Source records
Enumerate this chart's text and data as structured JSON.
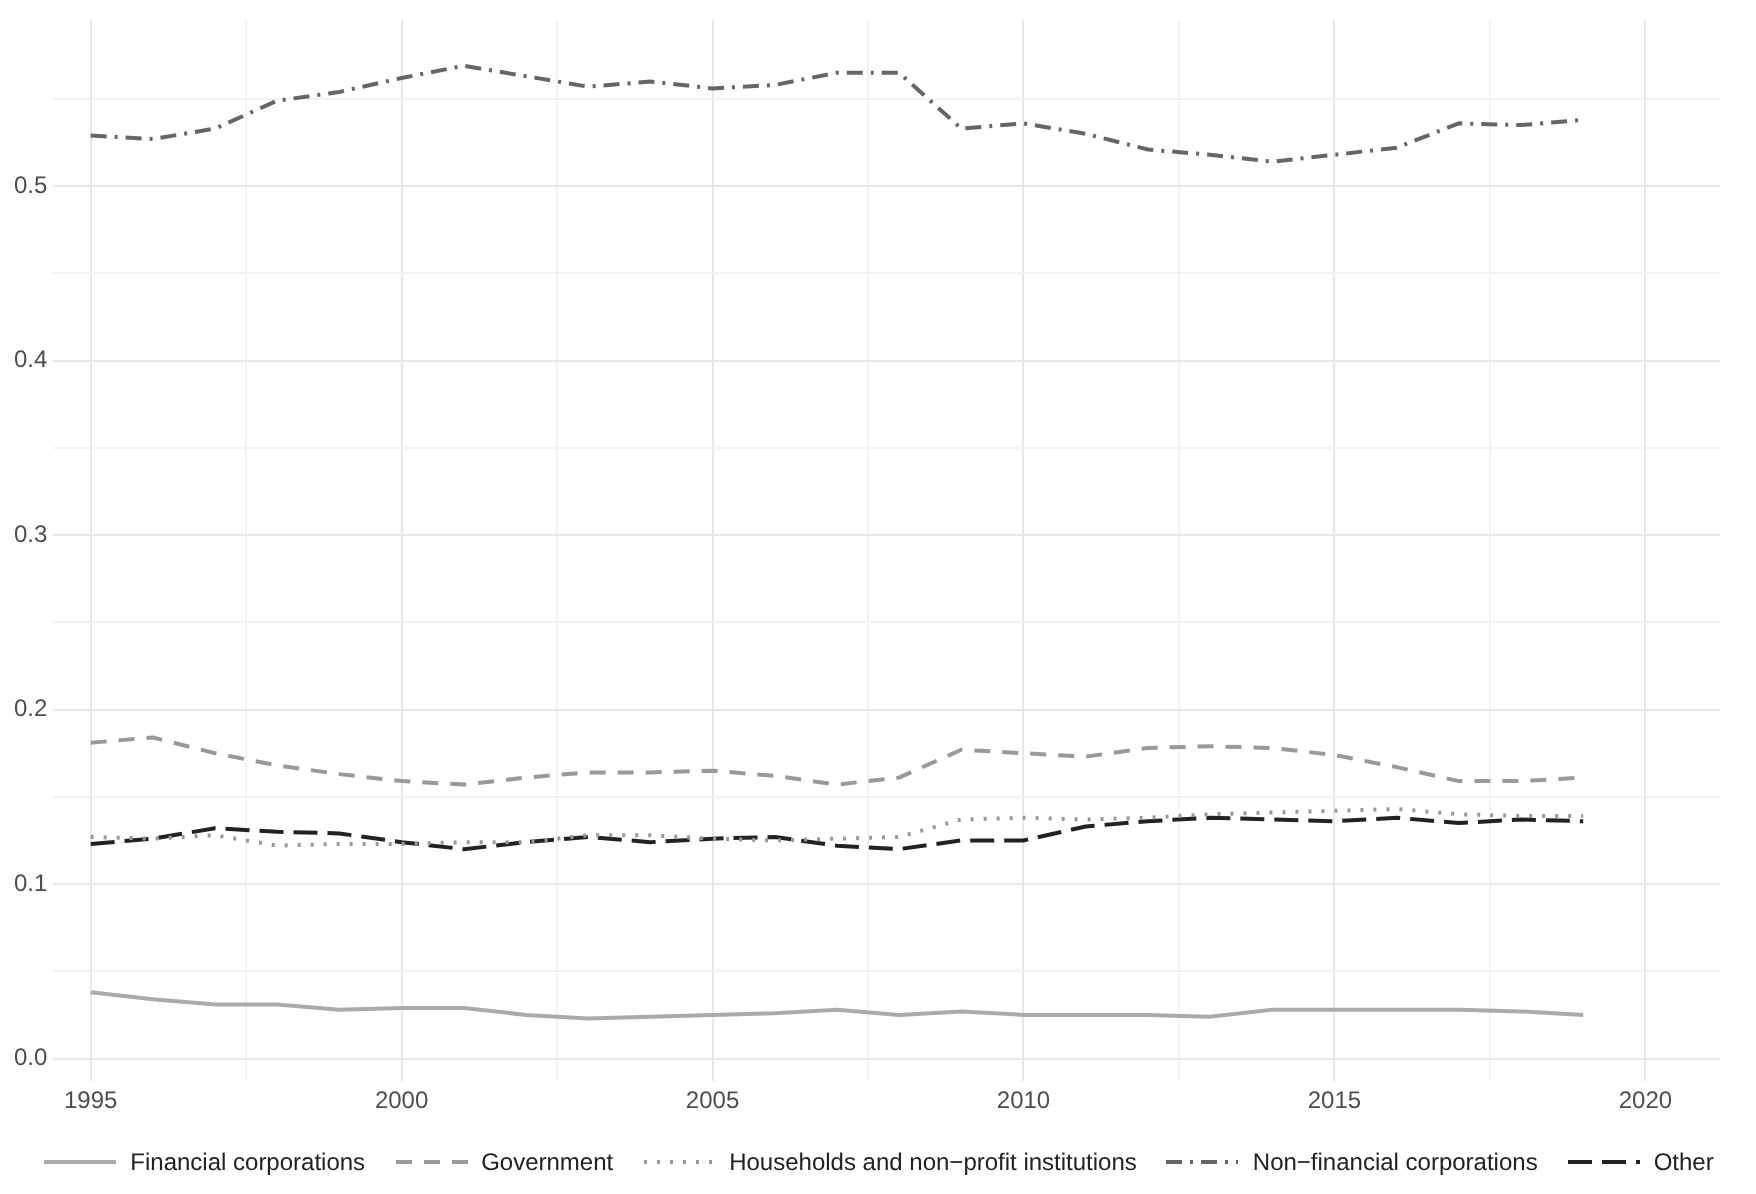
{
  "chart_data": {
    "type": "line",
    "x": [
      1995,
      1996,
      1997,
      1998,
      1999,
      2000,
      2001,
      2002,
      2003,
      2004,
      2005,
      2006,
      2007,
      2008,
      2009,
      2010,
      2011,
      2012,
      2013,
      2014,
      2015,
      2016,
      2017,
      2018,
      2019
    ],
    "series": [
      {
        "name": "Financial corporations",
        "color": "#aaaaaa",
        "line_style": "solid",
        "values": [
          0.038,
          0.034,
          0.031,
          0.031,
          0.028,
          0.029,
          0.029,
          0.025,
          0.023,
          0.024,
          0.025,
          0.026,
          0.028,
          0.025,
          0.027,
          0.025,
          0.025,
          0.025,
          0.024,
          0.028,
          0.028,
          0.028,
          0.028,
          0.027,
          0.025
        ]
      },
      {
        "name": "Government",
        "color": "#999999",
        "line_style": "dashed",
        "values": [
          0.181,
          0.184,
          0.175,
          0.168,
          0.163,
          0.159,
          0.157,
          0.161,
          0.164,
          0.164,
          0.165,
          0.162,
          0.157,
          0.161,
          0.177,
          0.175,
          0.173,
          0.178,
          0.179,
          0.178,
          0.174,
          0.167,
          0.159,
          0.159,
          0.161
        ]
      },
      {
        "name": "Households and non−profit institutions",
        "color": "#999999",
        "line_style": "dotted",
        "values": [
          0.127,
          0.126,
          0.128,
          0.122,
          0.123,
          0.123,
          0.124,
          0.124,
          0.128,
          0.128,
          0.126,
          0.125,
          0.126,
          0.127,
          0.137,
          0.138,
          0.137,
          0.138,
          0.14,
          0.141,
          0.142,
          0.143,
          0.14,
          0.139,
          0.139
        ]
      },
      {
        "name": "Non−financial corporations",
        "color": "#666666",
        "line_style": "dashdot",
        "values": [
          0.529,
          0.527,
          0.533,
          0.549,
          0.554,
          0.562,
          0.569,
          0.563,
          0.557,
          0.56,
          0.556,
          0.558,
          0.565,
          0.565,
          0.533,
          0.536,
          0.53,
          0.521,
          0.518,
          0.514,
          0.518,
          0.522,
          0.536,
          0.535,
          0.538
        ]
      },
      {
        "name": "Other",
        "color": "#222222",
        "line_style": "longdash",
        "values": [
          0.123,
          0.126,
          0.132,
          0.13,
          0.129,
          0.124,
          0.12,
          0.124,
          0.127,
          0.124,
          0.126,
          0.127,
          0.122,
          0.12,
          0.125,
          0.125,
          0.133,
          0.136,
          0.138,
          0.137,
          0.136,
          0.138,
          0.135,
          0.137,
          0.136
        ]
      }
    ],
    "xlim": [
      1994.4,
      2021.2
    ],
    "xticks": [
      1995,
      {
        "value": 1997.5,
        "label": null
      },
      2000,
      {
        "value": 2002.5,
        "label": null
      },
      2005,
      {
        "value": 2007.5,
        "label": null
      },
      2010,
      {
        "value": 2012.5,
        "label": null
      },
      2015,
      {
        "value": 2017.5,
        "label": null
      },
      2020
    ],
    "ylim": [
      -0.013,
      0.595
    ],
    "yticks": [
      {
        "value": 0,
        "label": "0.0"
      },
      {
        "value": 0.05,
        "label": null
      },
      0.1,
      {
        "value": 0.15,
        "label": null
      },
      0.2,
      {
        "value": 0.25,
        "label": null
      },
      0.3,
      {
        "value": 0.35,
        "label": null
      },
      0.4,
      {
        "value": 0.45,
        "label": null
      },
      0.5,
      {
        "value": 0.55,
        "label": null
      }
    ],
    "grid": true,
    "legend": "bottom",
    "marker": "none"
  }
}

PROBLEM | Without including any pictures, print all of the material exactly as given.

COMPLETE RESPONSE |
Enumerate this chart's text and data as structured JSON.
{
  "chart_data": {
    "type": "line",
    "x": [
      1995,
      1996,
      1997,
      1998,
      1999,
      2000,
      2001,
      2002,
      2003,
      2004,
      2005,
      2006,
      2007,
      2008,
      2009,
      2010,
      2011,
      2012,
      2013,
      2014,
      2015,
      2016,
      2017,
      2018,
      2019
    ],
    "series": [
      {
        "name": "Financial corporations",
        "color": "#aaaaaa",
        "line_style": "solid",
        "values": [
          0.038,
          0.034,
          0.031,
          0.031,
          0.028,
          0.029,
          0.029,
          0.025,
          0.023,
          0.024,
          0.025,
          0.026,
          0.028,
          0.025,
          0.027,
          0.025,
          0.025,
          0.025,
          0.024,
          0.028,
          0.028,
          0.028,
          0.028,
          0.027,
          0.025
        ]
      },
      {
        "name": "Government",
        "color": "#999999",
        "line_style": "dashed",
        "values": [
          0.181,
          0.184,
          0.175,
          0.168,
          0.163,
          0.159,
          0.157,
          0.161,
          0.164,
          0.164,
          0.165,
          0.162,
          0.157,
          0.161,
          0.177,
          0.175,
          0.173,
          0.178,
          0.179,
          0.178,
          0.174,
          0.167,
          0.159,
          0.159,
          0.161
        ]
      },
      {
        "name": "Households and non−profit institutions",
        "color": "#999999",
        "line_style": "dotted",
        "values": [
          0.127,
          0.126,
          0.128,
          0.122,
          0.123,
          0.123,
          0.124,
          0.124,
          0.128,
          0.128,
          0.126,
          0.125,
          0.126,
          0.127,
          0.137,
          0.138,
          0.137,
          0.138,
          0.14,
          0.141,
          0.142,
          0.143,
          0.14,
          0.139,
          0.139
        ]
      },
      {
        "name": "Non−financial corporations",
        "color": "#666666",
        "line_style": "dashdot",
        "values": [
          0.529,
          0.527,
          0.533,
          0.549,
          0.554,
          0.562,
          0.569,
          0.563,
          0.557,
          0.56,
          0.556,
          0.558,
          0.565,
          0.565,
          0.533,
          0.536,
          0.53,
          0.521,
          0.518,
          0.514,
          0.518,
          0.522,
          0.536,
          0.535,
          0.538
        ]
      },
      {
        "name": "Other",
        "color": "#222222",
        "line_style": "longdash",
        "values": [
          0.123,
          0.126,
          0.132,
          0.13,
          0.129,
          0.124,
          0.12,
          0.124,
          0.127,
          0.124,
          0.126,
          0.127,
          0.122,
          0.12,
          0.125,
          0.125,
          0.133,
          0.136,
          0.138,
          0.137,
          0.136,
          0.138,
          0.135,
          0.137,
          0.136
        ]
      }
    ],
    "xlim": [
      1994.4,
      2021.2
    ],
    "xticks": [
      1995,
      {
        "value": 1997.5,
        "label": null
      },
      2000,
      {
        "value": 2002.5,
        "label": null
      },
      2005,
      {
        "value": 2007.5,
        "label": null
      },
      2010,
      {
        "value": 2012.5,
        "label": null
      },
      2015,
      {
        "value": 2017.5,
        "label": null
      },
      2020
    ],
    "ylim": [
      -0.013,
      0.595
    ],
    "yticks": [
      {
        "value": 0,
        "label": "0.0"
      },
      {
        "value": 0.05,
        "label": null
      },
      0.1,
      {
        "value": 0.15,
        "label": null
      },
      0.2,
      {
        "value": 0.25,
        "label": null
      },
      0.3,
      {
        "value": 0.35,
        "label": null
      },
      0.4,
      {
        "value": 0.45,
        "label": null
      },
      0.5,
      {
        "value": 0.55,
        "label": null
      }
    ],
    "grid": true,
    "legend": "bottom",
    "marker": "none"
  }
}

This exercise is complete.